• [Exercise instructions]
Where a line in the listing contains the string "权衡利弊", copy that line out.

— Begin —

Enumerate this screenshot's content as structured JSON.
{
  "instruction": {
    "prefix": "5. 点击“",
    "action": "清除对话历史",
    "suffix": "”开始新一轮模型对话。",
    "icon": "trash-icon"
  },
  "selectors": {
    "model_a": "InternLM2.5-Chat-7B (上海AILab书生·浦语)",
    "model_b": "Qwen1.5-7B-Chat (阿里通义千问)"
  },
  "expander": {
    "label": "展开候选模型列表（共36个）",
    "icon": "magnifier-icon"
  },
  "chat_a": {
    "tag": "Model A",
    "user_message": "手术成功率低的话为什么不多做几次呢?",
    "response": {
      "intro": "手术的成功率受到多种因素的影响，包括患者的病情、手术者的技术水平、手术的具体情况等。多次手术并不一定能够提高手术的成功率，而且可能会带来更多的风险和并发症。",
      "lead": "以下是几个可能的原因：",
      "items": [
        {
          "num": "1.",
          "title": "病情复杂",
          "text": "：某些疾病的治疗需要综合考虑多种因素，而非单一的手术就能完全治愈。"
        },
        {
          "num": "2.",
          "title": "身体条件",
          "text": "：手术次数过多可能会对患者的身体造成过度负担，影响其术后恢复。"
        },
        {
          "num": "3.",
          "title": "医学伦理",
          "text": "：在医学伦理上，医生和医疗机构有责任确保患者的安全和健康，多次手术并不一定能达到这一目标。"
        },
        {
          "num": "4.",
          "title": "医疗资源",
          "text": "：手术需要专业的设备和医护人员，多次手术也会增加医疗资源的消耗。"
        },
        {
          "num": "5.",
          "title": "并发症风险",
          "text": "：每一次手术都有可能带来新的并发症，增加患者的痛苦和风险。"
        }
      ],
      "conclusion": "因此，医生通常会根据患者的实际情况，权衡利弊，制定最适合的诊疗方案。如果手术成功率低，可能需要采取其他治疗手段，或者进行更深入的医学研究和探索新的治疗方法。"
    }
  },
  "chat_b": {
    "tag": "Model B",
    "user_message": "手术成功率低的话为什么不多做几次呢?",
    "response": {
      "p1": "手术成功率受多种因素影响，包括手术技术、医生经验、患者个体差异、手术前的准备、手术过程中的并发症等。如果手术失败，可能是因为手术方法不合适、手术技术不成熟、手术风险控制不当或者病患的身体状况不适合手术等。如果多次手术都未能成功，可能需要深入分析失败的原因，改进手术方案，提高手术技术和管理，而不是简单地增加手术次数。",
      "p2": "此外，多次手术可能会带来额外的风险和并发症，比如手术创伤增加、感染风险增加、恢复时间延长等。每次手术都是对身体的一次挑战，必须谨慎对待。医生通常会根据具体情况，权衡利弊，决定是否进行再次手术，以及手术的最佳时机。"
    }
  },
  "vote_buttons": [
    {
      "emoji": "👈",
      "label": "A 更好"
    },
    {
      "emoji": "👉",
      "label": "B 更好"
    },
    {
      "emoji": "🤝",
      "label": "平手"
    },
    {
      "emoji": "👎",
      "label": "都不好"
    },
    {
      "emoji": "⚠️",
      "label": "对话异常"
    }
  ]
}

— End —

• [Reply to the task]
      "conclusion": "因此，医生通常会根据患者的实际情况，权衡利弊，制定最适合的诊疗方案。如果手术成功率低，可能需要采取其他治疗手段，或者进行更深入的医学研究和探索新的治疗方法。"
      "p2": "此外，多次手术可能会带来额外的风险和并发症，比如手术创伤增加、感染风险增加、恢复时间延长等。每次手术都是对身体的一次挑战，必须谨慎对待。医生通常会根据具体情况，权衡利弊，决定是否进行再次手术，以及手术的最佳时机。"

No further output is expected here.